(Dataset records)
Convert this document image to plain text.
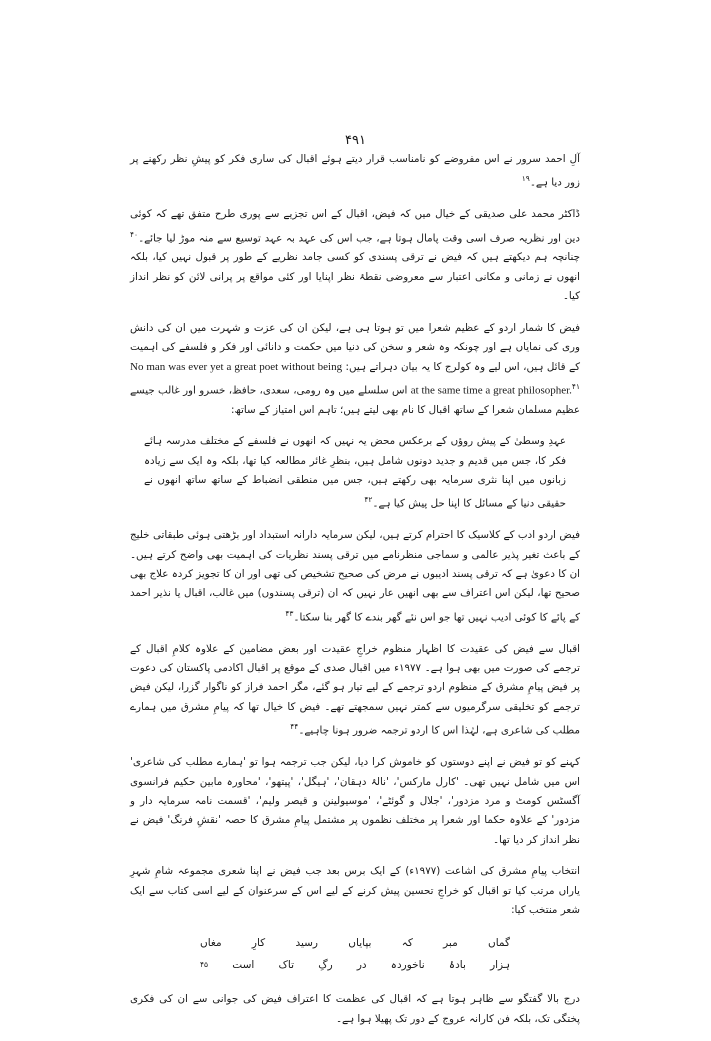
۴۹۱

آلِ احمد سرور نے اس مفروضے کو نامناسب قرار دیتے ہوئے اقبال کی ساری فکر کو پیشِ نظر رکھنے پر زور دیا ہے۔$^{۱۹}$

ڈاکٹر محمد علی صدیقی کے خیال میں کہ فیض، اقبال کے اس تجزیے سے پوری طرح متفق تھے کہ کوئی دین اور نظریہ صرف اسی وقت پامال ہوتا ہے، جب اس کی عہد بہ عہد توسیع سے منہ موڑ لیا جائے۔$^{۴۰}$ چنانچہ ہم دیکھتے ہیں کہ فیض نے ترقی پسندی کو کسی جامد نظریے کے طور پر قبول نہیں کیا، بلکہ انھوں نے زمانی و مکانی اعتبار سے معروضی نقطۂ نظر اپنایا اور کئی مواقع پر پرانی لائن کو نظر انداز کیا۔

فیض کا شمار اردو کے عظیم شعرا میں تو ہوتا ہی ہے، لیکن ان کی عزت و شہرت میں ان کی دانش وری کی نمایاں ہے اور چونکہ وہ شعر و سخن کی دنیا میں حکمت و دانائی اور فکر و فلسفے کی اہمیت کے قائل ہیں، اس لیے وہ کولرج کا یہ بیان دہراتے ہیں: No man was ever yet a great poet without being at the same time a great philosopher.$^{۴۱}$ اس سلسلے میں وہ رومی، سعدی، حافظ، خسرو اور غالب جیسے عظیم مسلمان شعرا کے ساتھ اقبال کا نام بھی لیتے ہیں؛ تاہم اس امتیاز کے ساتھ:

عہدِ وسطیٰ کے پیش روؤں کے برعکس محض یہ نہیں کہ انھوں نے فلسفے کے مختلف مدرسہ ہائے فکر کا، جس میں قدیم و جدید دونوں شامل ہیں، بنظرِ غائر مطالعہ کیا تھا، بلکہ وہ ایک سے زیادہ زبانوں میں اپنا نثری سرمایہ بھی رکھتے ہیں، جس میں منطقی انضباط کے ساتھ ساتھ انھوں نے حقیقی دنیا کے مسائل کا اپنا حل پیش کیا ہے۔$^{۴۲}$

فیض اردو ادب کے کلاسیک کا احترام کرتے ہیں، لیکن سرمایہ دارانہ استبداد اور بڑھتی ہوئی طبقاتی خلیج کے باعث تغیر پذیر عالمی و سماجی منظرنامے میں ترقی پسند نظریات کی اہمیت بھی واضح کرتے ہیں۔ ان کا دعویٰ ہے کہ ترقی پسند ادیبوں نے مرض کی صحیح تشخیص کی تھی اور ان کا تجویز کردہ علاج بھی صحیح تھا، لیکن اس اعتراف سے بھی انھیں عار نہیں کہ ان (ترقی پسندوں) میں غالب، اقبال یا نذیر احمد کے پائے کا کوئی ادیب نہیں تھا جو اس نئے گھر بندے کا گھر بنا سکتا۔$^{۴۳}$

اقبال سے فیض کی عقیدت کا اظہار منظوم خراجِ عقیدت اور بعض مضامین کے علاوہ کلامِ اقبال کے ترجمے کی صورت میں بھی ہوا ہے۔ ۱۹۷۷ء میں اقبال صدی کے موقع پر اقبال اکادمی پاکستان کی دعوت پر فیض پیامِ مشرق کے منظوم اردو ترجمے کے لیے تیار ہو گئے، مگر احمد فراز کو ناگوار گزرا، لیکن فیض ترجمے کو تخلیقی سرگرمیوں سے کمتر نہیں سمجھتے تھے۔ فیض کا خیال تھا کہ پیامِ مشرق میں ہمارے مطلب کی شاعری ہے، لہٰذا اس کا اردو ترجمہ ضرور ہونا چاہیے۔$^{۴۴}$

کہنے کو تو فیض نے اپنے دوستوں کو خاموش کرا دیا، لیکن جب ترجمہ ہوا تو 'ہمارے مطلب کی شاعری' اس میں شامل نہیں تھی۔ 'کارل مارکس'، 'نالۂ دہقان'، 'ہیگل'، 'پیتھو'، 'محاورہ مابین حکیم فرانسوی آگسٹس کومٹ و مرد مزدور'، 'جلال و گوئٹے'، 'موسیولینن و قیصر ولیم'، 'قسمت نامہ سرمایہ دار و مزدور' کے علاوہ حکما اور شعرا پر مختلف نظموں پر مشتمل پیامِ مشرق کا حصہ 'نقشِ فرنگ' فیض نے نظر انداز کر دیا تھا۔

انتخاب پیامِ مشرق کی اشاعت (۱۹۷۷ء) کے ایک برس بعد جب فیض نے اپنا شعری مجموعہ شامِ شہرِ یاراں مرتب کیا تو اقبال کو خراجِ تحسین پیش کرنے کے لیے اس کے سرعنوان کے لیے اسی کتاب سے ایک شعر منتخب کیا:

گماں
مبر
کہ
بپایاں
رسید
کارِ
مغاں
ہزار
بادۂ
ناخوردہ
در
رگِ
تاک
است
۴۵

درج بالا گفتگو سے ظاہر ہوتا ہے کہ اقبال کی عظمت کا اعتراف فیض کی جوانی سے ان کی فکری پختگی تک، بلکہ فن کارانہ عروج کے دور تک پھیلا ہوا ہے۔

- Goal -
The answer is a single number: how many lines include the word "ترجمہ"?

- Answer to the problem -
2